From the records below, extract every line that contains the string "hosting", treating uppercase and lowercase letters as distinct. Copy each matching line unchanged.

— Begin LISTED ENTRIES —

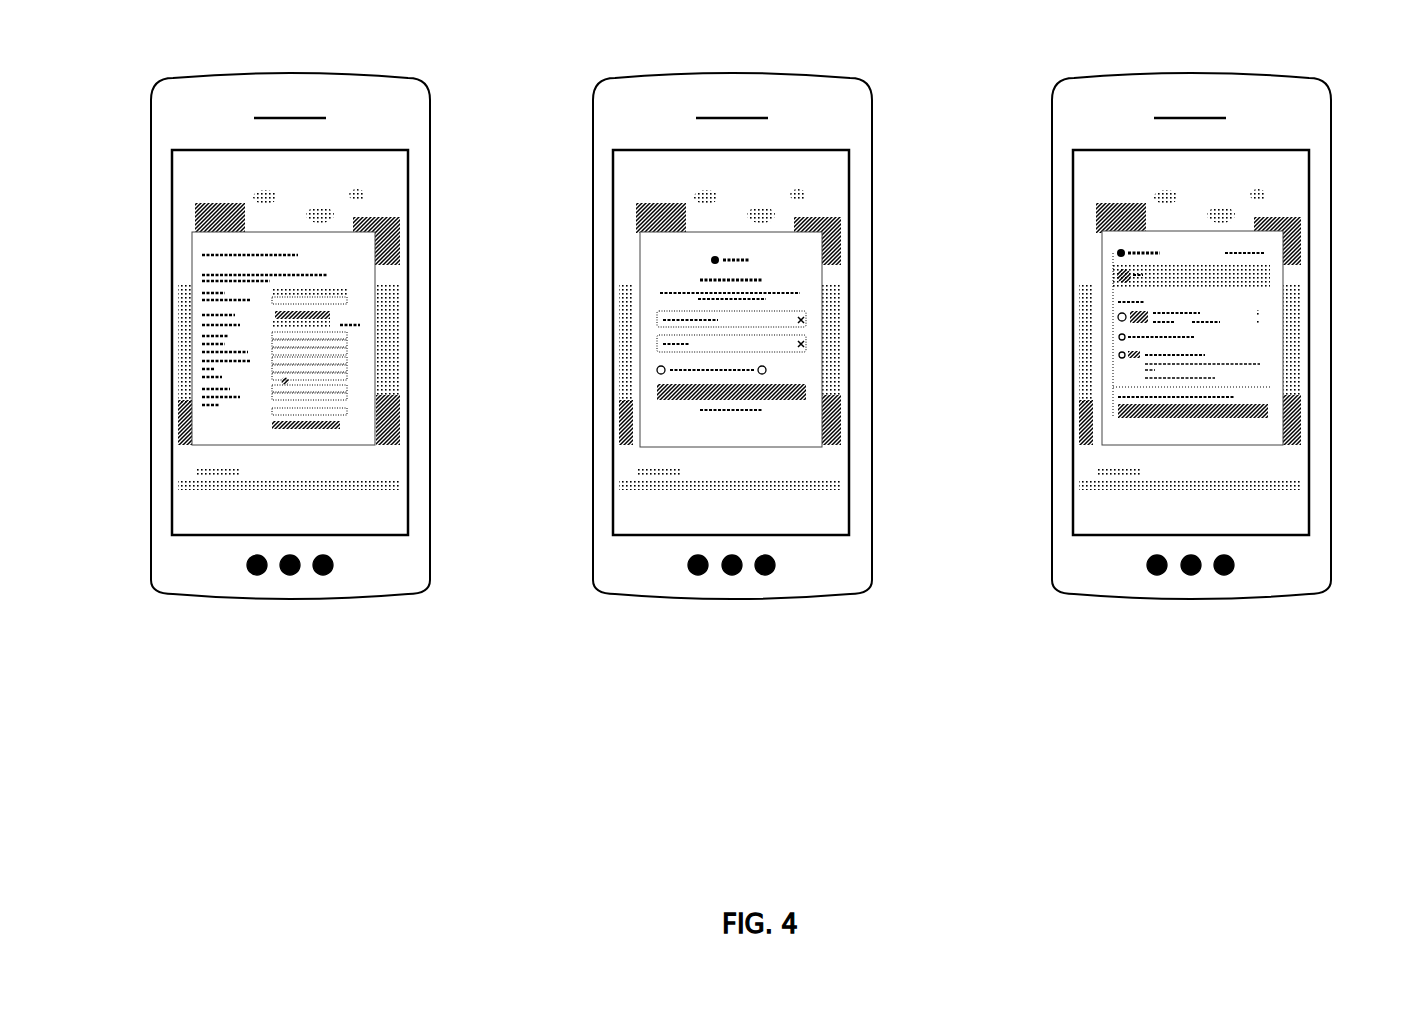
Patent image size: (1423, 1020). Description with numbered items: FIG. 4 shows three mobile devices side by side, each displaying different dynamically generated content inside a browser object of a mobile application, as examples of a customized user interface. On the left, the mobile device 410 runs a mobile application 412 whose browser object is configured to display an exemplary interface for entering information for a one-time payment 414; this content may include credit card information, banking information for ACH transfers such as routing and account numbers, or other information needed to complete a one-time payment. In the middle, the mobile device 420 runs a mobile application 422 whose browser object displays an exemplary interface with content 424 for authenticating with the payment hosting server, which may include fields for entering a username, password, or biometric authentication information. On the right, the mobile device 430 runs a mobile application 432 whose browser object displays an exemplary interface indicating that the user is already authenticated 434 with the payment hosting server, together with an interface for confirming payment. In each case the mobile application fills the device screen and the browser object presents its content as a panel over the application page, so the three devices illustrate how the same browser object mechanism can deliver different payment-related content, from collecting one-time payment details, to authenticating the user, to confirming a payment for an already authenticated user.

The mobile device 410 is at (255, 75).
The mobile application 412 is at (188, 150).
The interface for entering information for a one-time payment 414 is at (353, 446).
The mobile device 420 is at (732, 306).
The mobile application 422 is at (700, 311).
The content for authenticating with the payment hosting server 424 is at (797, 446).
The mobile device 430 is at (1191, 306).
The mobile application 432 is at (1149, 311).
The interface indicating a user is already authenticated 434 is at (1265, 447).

— End LISTED ENTRIES —

RESPONSE FOR THIS EXERCISE:
Patent image size: (1423, 1020). Description with numbered items: FIG. 4 shows three mobile devices side by side, each displaying different dynamically generated content inside a browser object of a mobile application, as examples of a customized user interface. On the left, the mobile device 410 runs a mobile application 412 whose browser object is configured to display an exemplary interface for entering information for a one-time payment 414; this content may include credit card information, banking information for ACH transfers such as routing and account numbers, or other information needed to complete a one-time payment. In the middle, the mobile device 420 runs a mobile application 422 whose browser object displays an exemplary interface with content 424 for authenticating with the payment hosting server, which may include fields for entering a username, password, or biometric authentication information. On the right, the mobile device 430 runs a mobile application 432 whose browser object displays an exemplary interface indicating that the user is already authenticated 434 with the payment hosting server, together with an interface for confirming payment. In each case the mobile application fills the device screen and the browser object presents its content as a panel over the application page, so the three devices illustrate how the same browser object mechanism can deliver different payment-related content, from collecting one-time payment details, to authenticating the user, to confirming a payment for an already authenticated user.
The content for authenticating with the payment hosting server 424 is at (797, 446).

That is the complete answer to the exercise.